--- Start of Passage shown ---
Qutub Minar, New Delhi

Qutb-Minar (UNESCO World Heritage Site) in red and buff standstone is the highest tower in India. It has a diameter of 14.32 m at the base and about 2.75 m on the top with a height of 72.5 m.

As per the official history of the Minar , the construction of it was started by Qutubuddin Aibak of the Mamluk dynasty in 1192 . He modelled the Minar on the famous Sassanian towers of Jur and Firozabad in Persia . At the time of his demise he could complete only the first storey with red and buff rubble masonry with 24 superposed flanged and cylindrical shafts . The further three storeys were completed in matching colour and style by his son in law and successor Iltutmish in 1230


The Minar is made of Dark red sandstone covered with Iron intricate carvings and verses from the Quran. The first three storeys are made of red sandstone; the fourth and fifth and sixth storeys are of marble and sandstone. It has about 379 stairs


The Minar comprises several superposed flanged and cylindrical shafts. The storeys of Qutab Minar are separated by projected balconies carried on Muqaranas corbels and supported by stone brackets . These balconies were constructed by a technique known as Stalactite vaulting . Here a series of mini arches supported a series of little brackets , together holding the entire balcony . In the Minar , the little alcoves were patterned with honey combing , giving it an intricately wrought feeling . After the Minar was hit by the lightning first time in 1368 , Firuz Shah Tughluq replaced the top storey by the existing two storeys clad in white marble .


The minar tilts just over 65 cm from the vertical, which is considered to be within safe limits, although experts have stated that monitoring is needed in case rainwater seepage further weakens the foundation


The plain fluted masonry of the Minar’s great shaft was ornamented by the wide encircling bands inscribed with Naskh lettering and beautiful Kufic Calligraphy of verses from the Qur’an . Interestingly one engraving on the Minar read “ Shri Vishwakarma prasade rachita “ ( Conceived with the grace of Vishwakarma ) . In between these bands there are smaller bands of floral and Hindu architectural motifs.


Numerous inscriptions in Arabic and Nagari characters in different places of the minar reveal the history of Qutb.
--- End of Passage shown ---
--- Start of Records provided ---
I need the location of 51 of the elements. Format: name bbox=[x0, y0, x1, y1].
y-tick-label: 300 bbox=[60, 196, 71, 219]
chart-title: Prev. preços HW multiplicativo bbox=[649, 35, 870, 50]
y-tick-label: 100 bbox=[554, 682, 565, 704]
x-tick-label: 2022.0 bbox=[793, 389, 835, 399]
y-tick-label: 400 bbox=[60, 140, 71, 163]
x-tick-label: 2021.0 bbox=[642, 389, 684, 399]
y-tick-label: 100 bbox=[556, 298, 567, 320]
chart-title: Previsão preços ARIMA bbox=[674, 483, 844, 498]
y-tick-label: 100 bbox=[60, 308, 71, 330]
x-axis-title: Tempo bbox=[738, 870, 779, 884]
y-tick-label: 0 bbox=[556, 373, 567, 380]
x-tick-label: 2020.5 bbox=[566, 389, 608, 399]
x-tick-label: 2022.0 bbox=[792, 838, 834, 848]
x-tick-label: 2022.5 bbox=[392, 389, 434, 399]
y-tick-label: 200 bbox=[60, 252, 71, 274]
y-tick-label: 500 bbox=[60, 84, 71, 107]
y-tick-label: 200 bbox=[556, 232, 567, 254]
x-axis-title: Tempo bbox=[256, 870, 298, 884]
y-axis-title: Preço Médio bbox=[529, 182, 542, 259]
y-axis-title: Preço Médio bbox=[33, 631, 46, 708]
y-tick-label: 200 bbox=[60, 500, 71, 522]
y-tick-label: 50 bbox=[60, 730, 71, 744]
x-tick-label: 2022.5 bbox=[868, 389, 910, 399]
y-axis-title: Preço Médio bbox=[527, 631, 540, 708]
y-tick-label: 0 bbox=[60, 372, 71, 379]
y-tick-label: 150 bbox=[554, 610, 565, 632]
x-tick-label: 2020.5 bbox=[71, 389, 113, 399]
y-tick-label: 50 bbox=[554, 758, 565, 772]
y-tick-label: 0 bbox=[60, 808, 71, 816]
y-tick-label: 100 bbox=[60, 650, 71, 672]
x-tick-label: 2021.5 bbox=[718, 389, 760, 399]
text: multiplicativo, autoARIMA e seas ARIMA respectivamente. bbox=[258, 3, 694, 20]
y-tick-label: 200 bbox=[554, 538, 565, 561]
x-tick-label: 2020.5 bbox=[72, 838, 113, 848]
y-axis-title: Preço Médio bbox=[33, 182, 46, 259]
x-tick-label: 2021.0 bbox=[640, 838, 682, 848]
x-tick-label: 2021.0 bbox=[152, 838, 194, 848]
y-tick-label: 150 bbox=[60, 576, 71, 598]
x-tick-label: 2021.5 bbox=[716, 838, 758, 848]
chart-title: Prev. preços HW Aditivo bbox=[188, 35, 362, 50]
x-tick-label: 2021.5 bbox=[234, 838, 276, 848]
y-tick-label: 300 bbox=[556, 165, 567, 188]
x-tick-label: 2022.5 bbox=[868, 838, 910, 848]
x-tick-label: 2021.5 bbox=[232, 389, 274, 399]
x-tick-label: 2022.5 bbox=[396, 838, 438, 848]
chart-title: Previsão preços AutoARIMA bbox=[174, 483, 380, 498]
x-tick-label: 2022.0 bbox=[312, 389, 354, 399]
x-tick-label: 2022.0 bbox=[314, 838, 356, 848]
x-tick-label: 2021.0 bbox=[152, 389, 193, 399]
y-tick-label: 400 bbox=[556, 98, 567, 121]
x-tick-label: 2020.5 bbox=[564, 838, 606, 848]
--- End of Records provided ---
Write the next part of the passage about the Qutub Minar, picking up after its last sentence. You won't need the material for this.

Quwwat-ul-Islam Mosque, to the north-east of minar was built by Qutbu’d-Din Aibak in AD 1198. It is the earliest extant mosque built by the Delhi Sultans. It consists of a rectangular courtyard enclosed by cloisters, erected with the carved columns and architectural members of 27 Hindu and Jaina temples which were demolished by Qutbu’d-Din Aibak as recorded in his inscription on the main eastern entrance.


Ala’i-Darwaza, the southern gateway of the Quwwat-ul-Islam mosque  just 12 m away from the Qutub Minar.  This is the first building employing Islamic principles of construction and ornamentation.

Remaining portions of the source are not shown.